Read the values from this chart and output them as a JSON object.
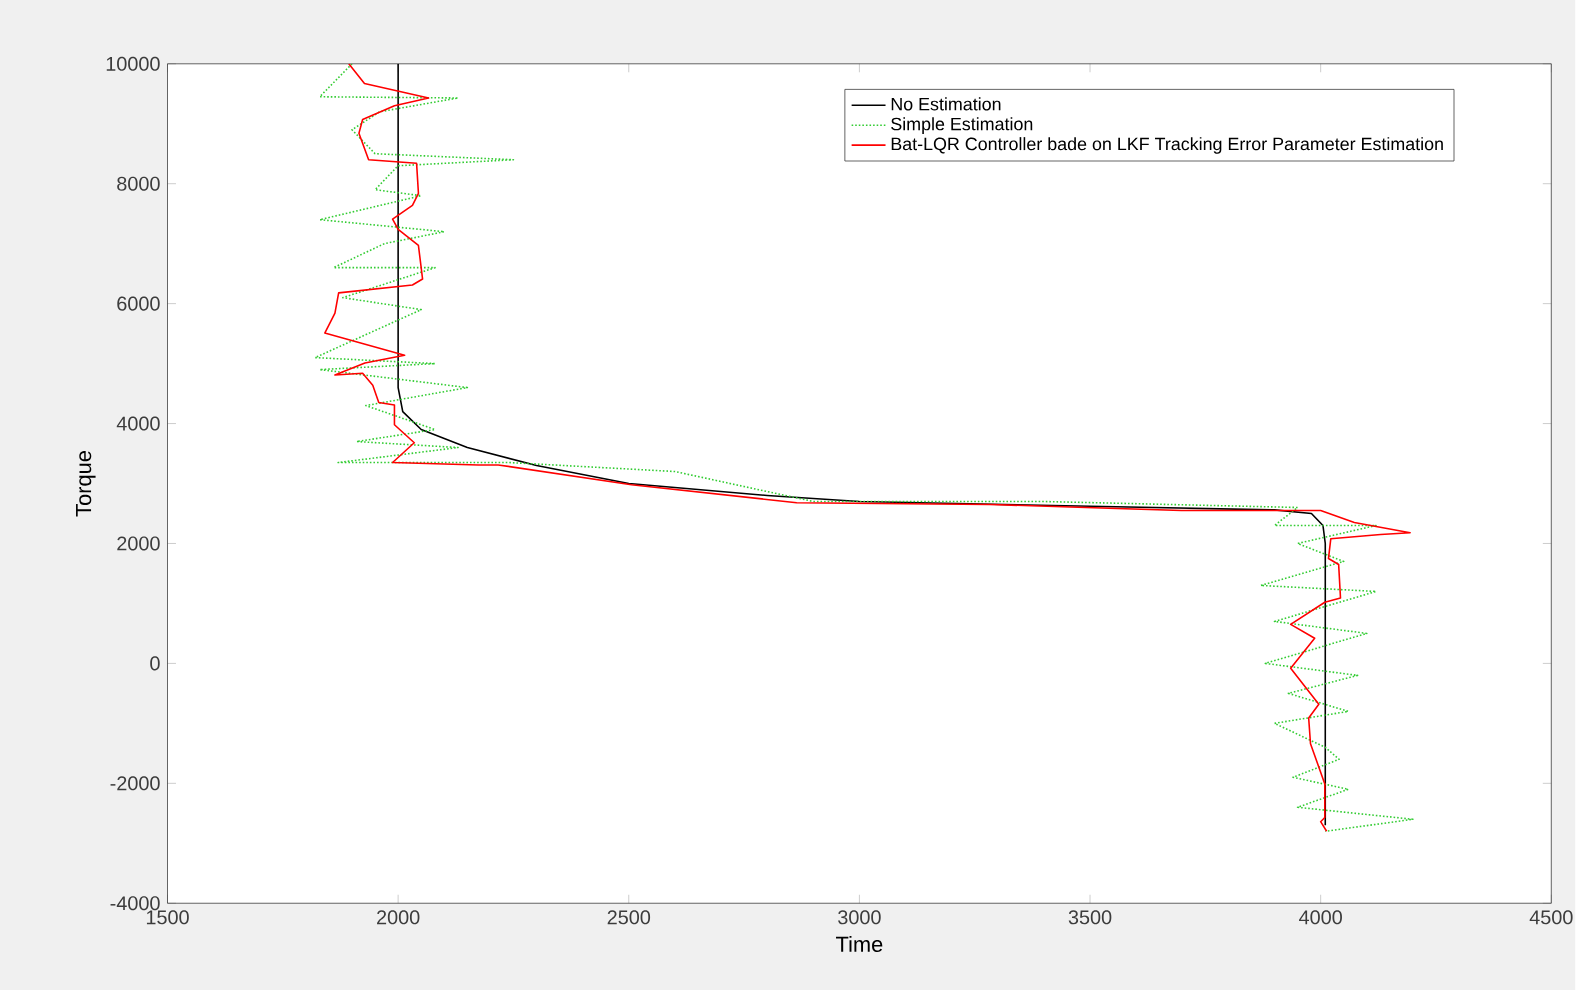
{
  "chart_data": {
    "type": "line",
    "xlabel": "Time",
    "ylabel": "Torque",
    "xlim": [
      1500,
      4500
    ],
    "ylim": [
      -4000,
      10000
    ],
    "xticks": [
      1500,
      2000,
      2500,
      3000,
      3500,
      4000,
      4500
    ],
    "yticks": [
      -4000,
      -2000,
      0,
      2000,
      4000,
      6000,
      8000,
      10000
    ],
    "legend": "top right",
    "grid": false,
    "marker": "none",
    "series": [
      {
        "name": "No Estimation",
        "color": "#000000",
        "line_style": "solid",
        "x": [
          2000,
          2000,
          2010,
          2050,
          2150,
          2300,
          2500,
          2800,
          3000,
          3500,
          3900,
          3980,
          4005,
          4010,
          4010
        ],
        "values": [
          10000,
          4600,
          4200,
          3900,
          3600,
          3300,
          3000,
          2800,
          2700,
          2620,
          2560,
          2500,
          2300,
          2000,
          -2700
        ]
      },
      {
        "name": "Simple Estimation",
        "color": "#33cc33",
        "line_style": "dotted",
        "x": [
          1900,
          1830,
          2130,
          1960,
          1900,
          1950,
          2250,
          2000,
          1950,
          2050,
          1830,
          2100,
          1970,
          1860,
          2080,
          1960,
          1880,
          2050,
          1820,
          2080,
          1830,
          2150,
          1930,
          2080,
          1910,
          2130,
          1870,
          2240,
          2600,
          2900,
          3400,
          3950,
          3900,
          4120,
          3950,
          4050,
          3870,
          4120,
          3900,
          4100,
          3880,
          4080,
          3930,
          4060,
          3900,
          4010,
          4040,
          3940,
          4060,
          3950,
          4200,
          4010
        ],
        "values": [
          10000,
          9450,
          9430,
          9200,
          8900,
          8500,
          8400,
          8300,
          7900,
          7800,
          7400,
          7200,
          7000,
          6600,
          6600,
          6300,
          6100,
          5900,
          5100,
          5000,
          4900,
          4600,
          4300,
          3900,
          3700,
          3600,
          3350,
          3350,
          3200,
          2700,
          2700,
          2600,
          2300,
          2300,
          2000,
          1700,
          1300,
          1200,
          700,
          500,
          0,
          -200,
          -500,
          -800,
          -1000,
          -1400,
          -1600,
          -1900,
          -2100,
          -2400,
          -2600,
          -2800
        ]
      },
      {
        "name": "Bat-LQR Controller bade on LKF Tracking Error Parameter Estimation",
        "color": "#ff0000",
        "line_style": "solid",
        "x": [
          1893,
          1927,
          2066,
          1992,
          1923,
          1915,
          1936,
          2040,
          2044,
          2031,
          1988,
          2000,
          2044,
          2053,
          2031,
          1871,
          1863,
          1841,
          2014,
          1928,
          1863,
          1923,
          1945,
          1958,
          1992,
          1992,
          2035,
          1988,
          2174,
          2217,
          2506,
          2864,
          3283,
          3698,
          4000,
          4073,
          4194,
          4130,
          4022,
          4017,
          4039,
          4043,
          4009,
          3935,
          3987,
          3935,
          3996,
          3974,
          3978,
          4009,
          4009,
          4000,
          4013
        ],
        "values": [
          10000,
          9670,
          9430,
          9300,
          9070,
          8840,
          8400,
          8340,
          7840,
          7640,
          7410,
          7240,
          6970,
          6410,
          6310,
          6180,
          5840,
          5510,
          5140,
          5010,
          4810,
          4840,
          4640,
          4350,
          4310,
          3980,
          3680,
          3350,
          3310,
          3310,
          2980,
          2680,
          2650,
          2550,
          2550,
          2350,
          2180,
          2150,
          2080,
          1750,
          1650,
          1090,
          1020,
          650,
          420,
          -80,
          -680,
          -910,
          -1340,
          -2010,
          -2570,
          -2640,
          -2800
        ]
      }
    ]
  }
}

****************

> **Exercise prompt**: All the material shown above is to be copied exactly, with no pictures carried over.

> **Finished answer**:
Read the values from this chart and output them as a JSON object.
{
  "chart_data": {
    "type": "line",
    "xlabel": "Time",
    "ylabel": "Torque",
    "xlim": [
      1500,
      4500
    ],
    "ylim": [
      -4000,
      10000
    ],
    "xticks": [
      1500,
      2000,
      2500,
      3000,
      3500,
      4000,
      4500
    ],
    "yticks": [
      -4000,
      -2000,
      0,
      2000,
      4000,
      6000,
      8000,
      10000
    ],
    "legend": "top right",
    "grid": false,
    "marker": "none",
    "series": [
      {
        "name": "No Estimation",
        "color": "#000000",
        "line_style": "solid",
        "x": [
          2000,
          2000,
          2010,
          2050,
          2150,
          2300,
          2500,
          2800,
          3000,
          3500,
          3900,
          3980,
          4005,
          4010,
          4010
        ],
        "values": [
          10000,
          4600,
          4200,
          3900,
          3600,
          3300,
          3000,
          2800,
          2700,
          2620,
          2560,
          2500,
          2300,
          2000,
          -2700
        ]
      },
      {
        "name": "Simple Estimation",
        "color": "#33cc33",
        "line_style": "dotted",
        "x": [
          1900,
          1830,
          2130,
          1960,
          1900,
          1950,
          2250,
          2000,
          1950,
          2050,
          1830,
          2100,
          1970,
          1860,
          2080,
          1960,
          1880,
          2050,
          1820,
          2080,
          1830,
          2150,
          1930,
          2080,
          1910,
          2130,
          1870,
          2240,
          2600,
          2900,
          3400,
          3950,
          3900,
          4120,
          3950,
          4050,
          3870,
          4120,
          3900,
          4100,
          3880,
          4080,
          3930,
          4060,
          3900,
          4010,
          4040,
          3940,
          4060,
          3950,
          4200,
          4010
        ],
        "values": [
          10000,
          9450,
          9430,
          9200,
          8900,
          8500,
          8400,
          8300,
          7900,
          7800,
          7400,
          7200,
          7000,
          6600,
          6600,
          6300,
          6100,
          5900,
          5100,
          5000,
          4900,
          4600,
          4300,
          3900,
          3700,
          3600,
          3350,
          3350,
          3200,
          2700,
          2700,
          2600,
          2300,
          2300,
          2000,
          1700,
          1300,
          1200,
          700,
          500,
          0,
          -200,
          -500,
          -800,
          -1000,
          -1400,
          -1600,
          -1900,
          -2100,
          -2400,
          -2600,
          -2800
        ]
      },
      {
        "name": "Bat-LQR Controller bade on LKF Tracking Error Parameter Estimation",
        "color": "#ff0000",
        "line_style": "solid",
        "x": [
          1893,
          1927,
          2066,
          1992,
          1923,
          1915,
          1936,
          2040,
          2044,
          2031,
          1988,
          2000,
          2044,
          2053,
          2031,
          1871,
          1863,
          1841,
          2014,
          1928,
          1863,
          1923,
          1945,
          1958,
          1992,
          1992,
          2035,
          1988,
          2174,
          2217,
          2506,
          2864,
          3283,
          3698,
          4000,
          4073,
          4194,
          4130,
          4022,
          4017,
          4039,
          4043,
          4009,
          3935,
          3987,
          3935,
          3996,
          3974,
          3978,
          4009,
          4009,
          4000,
          4013
        ],
        "values": [
          10000,
          9670,
          9430,
          9300,
          9070,
          8840,
          8400,
          8340,
          7840,
          7640,
          7410,
          7240,
          6970,
          6410,
          6310,
          6180,
          5840,
          5510,
          5140,
          5010,
          4810,
          4840,
          4640,
          4350,
          4310,
          3980,
          3680,
          3350,
          3310,
          3310,
          2980,
          2680,
          2650,
          2550,
          2550,
          2350,
          2180,
          2150,
          2080,
          1750,
          1650,
          1090,
          1020,
          650,
          420,
          -80,
          -680,
          -910,
          -1340,
          -2010,
          -2570,
          -2640,
          -2800
        ]
      }
    ]
  }
}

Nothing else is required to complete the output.